Say how many lines hold the string "CLKN"; please write nothing but the number.

▼

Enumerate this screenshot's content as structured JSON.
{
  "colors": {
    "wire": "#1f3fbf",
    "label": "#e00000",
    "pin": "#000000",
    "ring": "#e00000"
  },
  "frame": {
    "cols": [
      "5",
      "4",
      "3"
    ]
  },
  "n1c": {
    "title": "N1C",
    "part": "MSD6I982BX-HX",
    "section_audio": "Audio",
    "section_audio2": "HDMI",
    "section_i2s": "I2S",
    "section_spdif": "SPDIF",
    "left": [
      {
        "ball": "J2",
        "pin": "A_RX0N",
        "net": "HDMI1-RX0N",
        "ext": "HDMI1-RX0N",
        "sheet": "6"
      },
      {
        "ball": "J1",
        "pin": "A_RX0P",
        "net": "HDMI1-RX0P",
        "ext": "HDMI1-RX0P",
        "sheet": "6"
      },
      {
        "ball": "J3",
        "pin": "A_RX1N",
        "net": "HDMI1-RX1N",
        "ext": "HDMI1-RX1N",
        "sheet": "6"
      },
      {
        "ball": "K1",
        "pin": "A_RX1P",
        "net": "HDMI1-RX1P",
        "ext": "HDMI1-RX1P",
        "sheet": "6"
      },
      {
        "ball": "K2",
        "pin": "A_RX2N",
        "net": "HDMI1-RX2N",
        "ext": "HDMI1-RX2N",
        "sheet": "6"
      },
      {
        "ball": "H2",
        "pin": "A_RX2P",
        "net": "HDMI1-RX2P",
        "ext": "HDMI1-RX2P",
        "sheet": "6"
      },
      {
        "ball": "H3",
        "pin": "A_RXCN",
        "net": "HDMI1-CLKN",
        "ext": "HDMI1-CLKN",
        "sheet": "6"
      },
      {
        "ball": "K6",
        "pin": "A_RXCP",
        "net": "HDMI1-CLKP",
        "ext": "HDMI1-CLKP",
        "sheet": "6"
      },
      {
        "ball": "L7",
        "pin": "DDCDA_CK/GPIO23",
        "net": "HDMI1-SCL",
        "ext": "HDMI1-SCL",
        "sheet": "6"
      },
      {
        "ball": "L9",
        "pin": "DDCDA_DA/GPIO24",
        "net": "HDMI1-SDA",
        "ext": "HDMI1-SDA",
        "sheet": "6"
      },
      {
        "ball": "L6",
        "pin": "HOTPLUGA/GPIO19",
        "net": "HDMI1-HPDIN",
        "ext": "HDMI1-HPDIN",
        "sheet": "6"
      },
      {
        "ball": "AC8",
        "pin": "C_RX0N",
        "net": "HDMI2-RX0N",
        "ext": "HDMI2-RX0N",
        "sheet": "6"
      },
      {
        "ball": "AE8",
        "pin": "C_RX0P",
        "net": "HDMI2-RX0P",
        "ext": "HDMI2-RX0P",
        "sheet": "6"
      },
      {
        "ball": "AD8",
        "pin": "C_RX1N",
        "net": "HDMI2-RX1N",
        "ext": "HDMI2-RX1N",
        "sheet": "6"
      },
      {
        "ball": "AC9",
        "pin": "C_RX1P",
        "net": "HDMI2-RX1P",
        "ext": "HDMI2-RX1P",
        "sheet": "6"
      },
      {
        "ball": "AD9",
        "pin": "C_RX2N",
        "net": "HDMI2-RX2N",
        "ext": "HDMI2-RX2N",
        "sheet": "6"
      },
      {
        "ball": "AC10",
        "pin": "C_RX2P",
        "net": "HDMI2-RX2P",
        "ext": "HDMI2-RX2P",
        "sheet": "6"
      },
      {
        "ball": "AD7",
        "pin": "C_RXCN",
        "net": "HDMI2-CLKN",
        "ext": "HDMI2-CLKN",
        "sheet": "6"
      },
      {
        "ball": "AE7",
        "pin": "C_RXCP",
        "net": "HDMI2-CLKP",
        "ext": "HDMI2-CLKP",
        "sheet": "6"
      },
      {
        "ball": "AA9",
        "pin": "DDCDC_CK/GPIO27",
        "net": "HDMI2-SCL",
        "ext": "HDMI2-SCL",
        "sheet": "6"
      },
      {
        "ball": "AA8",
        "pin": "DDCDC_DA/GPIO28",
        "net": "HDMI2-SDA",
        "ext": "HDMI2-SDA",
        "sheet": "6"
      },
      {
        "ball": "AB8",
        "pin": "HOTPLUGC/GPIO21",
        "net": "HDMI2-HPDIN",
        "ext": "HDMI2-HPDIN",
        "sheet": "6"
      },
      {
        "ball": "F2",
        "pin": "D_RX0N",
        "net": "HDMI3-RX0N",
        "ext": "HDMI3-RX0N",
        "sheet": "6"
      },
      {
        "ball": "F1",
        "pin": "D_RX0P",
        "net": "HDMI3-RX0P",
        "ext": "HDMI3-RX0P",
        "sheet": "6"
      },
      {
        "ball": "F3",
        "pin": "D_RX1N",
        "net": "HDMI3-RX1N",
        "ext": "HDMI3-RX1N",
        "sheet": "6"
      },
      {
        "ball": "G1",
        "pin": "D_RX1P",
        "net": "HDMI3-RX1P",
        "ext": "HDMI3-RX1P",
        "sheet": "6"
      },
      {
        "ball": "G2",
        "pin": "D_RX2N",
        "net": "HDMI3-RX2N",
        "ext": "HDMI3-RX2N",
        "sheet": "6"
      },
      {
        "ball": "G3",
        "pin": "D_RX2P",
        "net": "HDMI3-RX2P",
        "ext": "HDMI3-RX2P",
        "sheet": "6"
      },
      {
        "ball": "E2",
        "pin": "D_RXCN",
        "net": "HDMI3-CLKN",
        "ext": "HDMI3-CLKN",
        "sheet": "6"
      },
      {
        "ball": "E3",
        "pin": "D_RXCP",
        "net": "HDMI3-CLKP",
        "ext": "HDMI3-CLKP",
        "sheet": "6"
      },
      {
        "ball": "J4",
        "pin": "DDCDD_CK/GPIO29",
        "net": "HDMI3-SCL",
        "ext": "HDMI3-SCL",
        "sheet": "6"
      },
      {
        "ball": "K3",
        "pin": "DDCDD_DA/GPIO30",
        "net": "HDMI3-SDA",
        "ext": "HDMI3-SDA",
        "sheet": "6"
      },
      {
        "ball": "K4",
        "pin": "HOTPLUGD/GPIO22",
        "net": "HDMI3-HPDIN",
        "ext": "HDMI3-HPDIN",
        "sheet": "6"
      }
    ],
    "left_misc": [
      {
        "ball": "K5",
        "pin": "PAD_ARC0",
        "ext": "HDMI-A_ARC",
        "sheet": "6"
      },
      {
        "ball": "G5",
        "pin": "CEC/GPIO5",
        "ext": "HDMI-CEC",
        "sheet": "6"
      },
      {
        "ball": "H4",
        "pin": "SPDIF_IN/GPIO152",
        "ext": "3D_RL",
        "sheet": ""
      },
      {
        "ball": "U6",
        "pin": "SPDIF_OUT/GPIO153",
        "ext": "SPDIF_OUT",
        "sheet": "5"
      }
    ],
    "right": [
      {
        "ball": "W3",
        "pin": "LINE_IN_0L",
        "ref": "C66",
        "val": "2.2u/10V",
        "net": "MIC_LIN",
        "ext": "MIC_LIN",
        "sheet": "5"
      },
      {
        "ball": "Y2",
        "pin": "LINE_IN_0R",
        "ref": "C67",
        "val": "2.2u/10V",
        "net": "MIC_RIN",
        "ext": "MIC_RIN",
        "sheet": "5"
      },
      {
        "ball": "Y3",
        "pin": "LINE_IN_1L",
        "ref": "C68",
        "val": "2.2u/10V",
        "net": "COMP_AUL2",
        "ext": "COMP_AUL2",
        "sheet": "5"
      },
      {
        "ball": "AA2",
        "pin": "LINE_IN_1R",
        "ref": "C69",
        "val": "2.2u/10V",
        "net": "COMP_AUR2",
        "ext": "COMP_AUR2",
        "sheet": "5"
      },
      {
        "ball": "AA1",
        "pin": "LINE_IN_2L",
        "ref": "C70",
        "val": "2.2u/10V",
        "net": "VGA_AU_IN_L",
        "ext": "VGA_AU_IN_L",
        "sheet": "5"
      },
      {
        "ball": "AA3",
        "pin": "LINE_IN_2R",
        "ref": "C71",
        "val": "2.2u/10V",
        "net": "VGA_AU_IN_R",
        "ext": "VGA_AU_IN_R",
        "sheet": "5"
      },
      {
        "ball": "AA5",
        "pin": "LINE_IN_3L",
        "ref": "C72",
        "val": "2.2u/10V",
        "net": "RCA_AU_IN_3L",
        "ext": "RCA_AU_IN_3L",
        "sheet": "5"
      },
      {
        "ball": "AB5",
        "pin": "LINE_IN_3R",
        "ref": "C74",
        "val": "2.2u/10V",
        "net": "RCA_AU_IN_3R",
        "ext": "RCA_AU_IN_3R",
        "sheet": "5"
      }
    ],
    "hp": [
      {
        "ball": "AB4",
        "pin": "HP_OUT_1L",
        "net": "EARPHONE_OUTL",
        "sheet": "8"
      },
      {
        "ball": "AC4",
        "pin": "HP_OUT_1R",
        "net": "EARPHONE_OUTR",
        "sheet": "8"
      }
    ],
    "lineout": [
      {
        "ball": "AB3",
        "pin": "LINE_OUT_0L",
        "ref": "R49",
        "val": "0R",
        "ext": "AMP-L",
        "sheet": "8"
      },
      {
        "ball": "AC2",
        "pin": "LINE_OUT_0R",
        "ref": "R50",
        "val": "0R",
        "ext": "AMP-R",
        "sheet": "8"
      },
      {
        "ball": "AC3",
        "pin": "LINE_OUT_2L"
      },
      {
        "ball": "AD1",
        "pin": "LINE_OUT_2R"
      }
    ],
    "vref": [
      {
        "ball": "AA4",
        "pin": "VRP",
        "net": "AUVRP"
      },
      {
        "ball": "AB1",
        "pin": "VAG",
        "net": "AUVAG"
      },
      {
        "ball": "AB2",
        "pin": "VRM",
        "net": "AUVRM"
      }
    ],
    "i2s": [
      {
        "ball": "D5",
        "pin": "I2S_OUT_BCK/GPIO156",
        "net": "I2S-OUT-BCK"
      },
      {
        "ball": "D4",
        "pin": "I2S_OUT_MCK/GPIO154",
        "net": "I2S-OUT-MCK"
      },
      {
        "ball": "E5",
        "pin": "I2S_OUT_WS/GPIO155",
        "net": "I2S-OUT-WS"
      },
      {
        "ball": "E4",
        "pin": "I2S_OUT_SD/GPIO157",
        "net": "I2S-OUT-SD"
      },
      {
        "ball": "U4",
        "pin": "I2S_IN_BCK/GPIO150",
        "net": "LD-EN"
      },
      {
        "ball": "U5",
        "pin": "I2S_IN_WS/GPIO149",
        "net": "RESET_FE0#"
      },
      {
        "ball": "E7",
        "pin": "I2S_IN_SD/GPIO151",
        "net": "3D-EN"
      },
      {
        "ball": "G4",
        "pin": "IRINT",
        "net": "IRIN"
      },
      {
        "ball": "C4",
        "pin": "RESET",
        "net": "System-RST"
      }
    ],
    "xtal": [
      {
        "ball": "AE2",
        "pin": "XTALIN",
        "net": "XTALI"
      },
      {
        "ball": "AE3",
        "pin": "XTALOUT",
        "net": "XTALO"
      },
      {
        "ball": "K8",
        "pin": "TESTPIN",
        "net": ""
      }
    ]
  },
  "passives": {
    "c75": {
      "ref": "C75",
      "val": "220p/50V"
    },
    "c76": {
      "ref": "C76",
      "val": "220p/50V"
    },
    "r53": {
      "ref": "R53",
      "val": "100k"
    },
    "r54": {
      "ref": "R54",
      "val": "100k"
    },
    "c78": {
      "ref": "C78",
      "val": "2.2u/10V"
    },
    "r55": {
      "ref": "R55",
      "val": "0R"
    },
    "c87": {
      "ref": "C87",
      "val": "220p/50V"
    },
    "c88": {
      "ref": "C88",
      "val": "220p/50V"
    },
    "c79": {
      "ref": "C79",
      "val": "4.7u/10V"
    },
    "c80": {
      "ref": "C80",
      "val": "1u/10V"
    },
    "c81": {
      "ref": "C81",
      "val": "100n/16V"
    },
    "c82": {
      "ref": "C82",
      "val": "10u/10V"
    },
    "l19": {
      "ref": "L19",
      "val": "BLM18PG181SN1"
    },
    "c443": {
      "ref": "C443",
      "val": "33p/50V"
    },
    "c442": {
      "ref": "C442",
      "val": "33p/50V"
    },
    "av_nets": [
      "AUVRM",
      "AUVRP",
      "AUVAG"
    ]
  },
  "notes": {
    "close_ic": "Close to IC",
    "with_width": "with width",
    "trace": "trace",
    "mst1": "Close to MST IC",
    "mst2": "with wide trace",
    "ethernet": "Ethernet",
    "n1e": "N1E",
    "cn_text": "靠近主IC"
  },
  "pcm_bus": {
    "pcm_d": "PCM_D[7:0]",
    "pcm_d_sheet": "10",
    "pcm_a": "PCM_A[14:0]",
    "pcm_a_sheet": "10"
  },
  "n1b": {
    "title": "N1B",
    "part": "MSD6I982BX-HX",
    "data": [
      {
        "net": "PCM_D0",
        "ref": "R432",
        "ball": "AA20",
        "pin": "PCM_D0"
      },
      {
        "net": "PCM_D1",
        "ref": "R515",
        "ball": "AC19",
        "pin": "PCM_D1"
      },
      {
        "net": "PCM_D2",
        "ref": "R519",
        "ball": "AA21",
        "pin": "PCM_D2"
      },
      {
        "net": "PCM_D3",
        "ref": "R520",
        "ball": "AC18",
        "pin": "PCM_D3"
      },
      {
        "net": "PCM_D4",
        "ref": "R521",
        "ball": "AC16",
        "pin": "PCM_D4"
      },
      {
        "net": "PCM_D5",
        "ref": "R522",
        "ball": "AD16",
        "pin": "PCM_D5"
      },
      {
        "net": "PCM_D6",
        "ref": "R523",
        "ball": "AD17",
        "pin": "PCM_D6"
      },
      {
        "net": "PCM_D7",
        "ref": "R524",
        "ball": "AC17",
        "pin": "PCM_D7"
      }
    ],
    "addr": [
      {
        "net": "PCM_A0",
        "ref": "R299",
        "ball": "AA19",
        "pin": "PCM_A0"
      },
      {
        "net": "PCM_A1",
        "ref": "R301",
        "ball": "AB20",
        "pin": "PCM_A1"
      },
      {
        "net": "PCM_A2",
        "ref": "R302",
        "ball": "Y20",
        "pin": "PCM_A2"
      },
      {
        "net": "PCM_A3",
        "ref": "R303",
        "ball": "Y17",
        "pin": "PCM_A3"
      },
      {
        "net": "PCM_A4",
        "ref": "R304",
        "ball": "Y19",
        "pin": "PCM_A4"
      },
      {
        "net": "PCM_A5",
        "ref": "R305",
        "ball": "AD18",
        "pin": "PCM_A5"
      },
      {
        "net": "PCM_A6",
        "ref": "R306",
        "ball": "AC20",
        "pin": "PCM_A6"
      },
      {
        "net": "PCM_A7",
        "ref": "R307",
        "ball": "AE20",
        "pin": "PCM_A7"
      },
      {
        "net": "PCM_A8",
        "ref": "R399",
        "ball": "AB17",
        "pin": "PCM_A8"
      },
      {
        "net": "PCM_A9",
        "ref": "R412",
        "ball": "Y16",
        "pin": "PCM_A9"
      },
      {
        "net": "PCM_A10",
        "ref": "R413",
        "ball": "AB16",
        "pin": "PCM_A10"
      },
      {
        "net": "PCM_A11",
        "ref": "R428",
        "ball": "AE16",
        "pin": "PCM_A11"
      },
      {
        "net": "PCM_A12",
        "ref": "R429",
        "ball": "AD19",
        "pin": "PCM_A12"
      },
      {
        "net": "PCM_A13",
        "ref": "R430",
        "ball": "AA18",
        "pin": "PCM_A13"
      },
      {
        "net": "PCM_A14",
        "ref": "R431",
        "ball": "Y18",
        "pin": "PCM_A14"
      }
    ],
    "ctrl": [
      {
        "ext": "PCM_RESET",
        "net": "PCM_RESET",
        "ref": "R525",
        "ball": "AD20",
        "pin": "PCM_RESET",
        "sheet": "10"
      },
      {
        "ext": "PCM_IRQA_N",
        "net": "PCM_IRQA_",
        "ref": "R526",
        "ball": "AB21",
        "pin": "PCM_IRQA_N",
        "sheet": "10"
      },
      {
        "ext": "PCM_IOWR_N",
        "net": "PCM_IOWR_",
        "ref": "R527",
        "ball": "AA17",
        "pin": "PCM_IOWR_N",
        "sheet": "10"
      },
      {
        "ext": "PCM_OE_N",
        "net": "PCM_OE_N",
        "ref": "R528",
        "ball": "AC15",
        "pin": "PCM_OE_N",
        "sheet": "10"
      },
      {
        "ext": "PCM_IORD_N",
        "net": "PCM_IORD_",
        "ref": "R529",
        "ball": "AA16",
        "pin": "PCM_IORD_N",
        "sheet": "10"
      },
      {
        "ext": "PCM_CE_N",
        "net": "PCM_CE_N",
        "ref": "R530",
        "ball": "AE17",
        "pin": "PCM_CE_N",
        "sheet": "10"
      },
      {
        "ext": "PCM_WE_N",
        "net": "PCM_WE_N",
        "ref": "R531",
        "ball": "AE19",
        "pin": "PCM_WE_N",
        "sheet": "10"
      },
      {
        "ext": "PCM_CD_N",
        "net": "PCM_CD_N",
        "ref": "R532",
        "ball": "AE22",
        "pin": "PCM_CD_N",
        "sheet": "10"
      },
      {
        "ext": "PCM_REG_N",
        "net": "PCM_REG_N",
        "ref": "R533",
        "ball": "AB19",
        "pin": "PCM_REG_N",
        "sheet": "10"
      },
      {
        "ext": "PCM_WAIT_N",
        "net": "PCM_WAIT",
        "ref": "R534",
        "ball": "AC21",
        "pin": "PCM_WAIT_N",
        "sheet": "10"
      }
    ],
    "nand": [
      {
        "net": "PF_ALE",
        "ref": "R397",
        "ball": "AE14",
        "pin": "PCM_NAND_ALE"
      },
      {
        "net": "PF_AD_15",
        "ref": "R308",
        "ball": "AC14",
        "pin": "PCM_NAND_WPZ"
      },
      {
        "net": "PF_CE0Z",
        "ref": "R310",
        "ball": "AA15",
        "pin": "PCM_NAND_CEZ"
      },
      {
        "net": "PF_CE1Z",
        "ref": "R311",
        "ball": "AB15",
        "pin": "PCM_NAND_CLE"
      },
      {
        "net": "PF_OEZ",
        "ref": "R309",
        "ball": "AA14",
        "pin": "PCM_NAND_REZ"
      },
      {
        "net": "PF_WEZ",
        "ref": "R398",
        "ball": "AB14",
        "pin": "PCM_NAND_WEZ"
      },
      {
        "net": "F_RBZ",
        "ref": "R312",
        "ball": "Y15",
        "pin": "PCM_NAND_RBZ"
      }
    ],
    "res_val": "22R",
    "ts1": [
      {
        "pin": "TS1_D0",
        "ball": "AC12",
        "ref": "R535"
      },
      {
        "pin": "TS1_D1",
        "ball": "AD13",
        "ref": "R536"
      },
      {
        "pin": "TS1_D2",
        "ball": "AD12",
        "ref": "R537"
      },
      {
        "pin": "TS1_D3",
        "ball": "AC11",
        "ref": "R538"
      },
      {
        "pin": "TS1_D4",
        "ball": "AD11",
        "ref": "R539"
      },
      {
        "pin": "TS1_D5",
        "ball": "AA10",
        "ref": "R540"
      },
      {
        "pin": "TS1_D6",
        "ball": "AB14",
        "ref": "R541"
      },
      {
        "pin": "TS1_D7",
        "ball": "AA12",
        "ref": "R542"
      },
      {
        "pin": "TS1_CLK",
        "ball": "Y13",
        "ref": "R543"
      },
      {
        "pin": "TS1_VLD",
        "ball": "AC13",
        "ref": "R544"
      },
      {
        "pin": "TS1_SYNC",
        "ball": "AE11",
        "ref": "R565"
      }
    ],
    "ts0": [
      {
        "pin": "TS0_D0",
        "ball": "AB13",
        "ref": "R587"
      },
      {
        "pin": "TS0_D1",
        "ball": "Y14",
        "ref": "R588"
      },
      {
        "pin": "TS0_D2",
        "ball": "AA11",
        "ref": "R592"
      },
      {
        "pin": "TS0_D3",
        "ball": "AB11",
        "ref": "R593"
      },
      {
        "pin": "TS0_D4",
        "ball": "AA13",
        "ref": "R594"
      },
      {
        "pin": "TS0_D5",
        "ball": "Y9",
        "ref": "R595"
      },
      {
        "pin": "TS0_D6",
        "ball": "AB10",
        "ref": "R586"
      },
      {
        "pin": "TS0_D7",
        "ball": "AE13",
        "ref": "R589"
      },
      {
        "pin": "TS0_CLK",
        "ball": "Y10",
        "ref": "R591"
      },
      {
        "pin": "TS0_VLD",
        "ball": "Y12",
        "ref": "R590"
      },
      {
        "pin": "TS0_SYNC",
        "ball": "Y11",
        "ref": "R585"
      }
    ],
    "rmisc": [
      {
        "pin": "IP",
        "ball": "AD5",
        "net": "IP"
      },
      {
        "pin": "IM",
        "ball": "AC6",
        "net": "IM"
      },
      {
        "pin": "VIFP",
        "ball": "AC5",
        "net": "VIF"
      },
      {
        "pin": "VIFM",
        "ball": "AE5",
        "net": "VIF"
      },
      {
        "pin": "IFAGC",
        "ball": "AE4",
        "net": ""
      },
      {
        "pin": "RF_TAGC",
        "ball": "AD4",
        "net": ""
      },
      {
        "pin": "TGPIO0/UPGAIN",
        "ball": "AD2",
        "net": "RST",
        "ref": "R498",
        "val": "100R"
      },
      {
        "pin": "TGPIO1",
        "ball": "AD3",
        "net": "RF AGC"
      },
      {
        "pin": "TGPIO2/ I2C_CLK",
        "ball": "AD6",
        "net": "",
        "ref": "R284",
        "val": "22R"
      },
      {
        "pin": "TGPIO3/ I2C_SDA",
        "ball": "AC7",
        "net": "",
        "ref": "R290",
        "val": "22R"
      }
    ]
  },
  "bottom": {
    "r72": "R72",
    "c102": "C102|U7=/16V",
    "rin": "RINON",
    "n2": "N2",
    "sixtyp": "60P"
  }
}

▲

◆ **Answer for this exercise**
6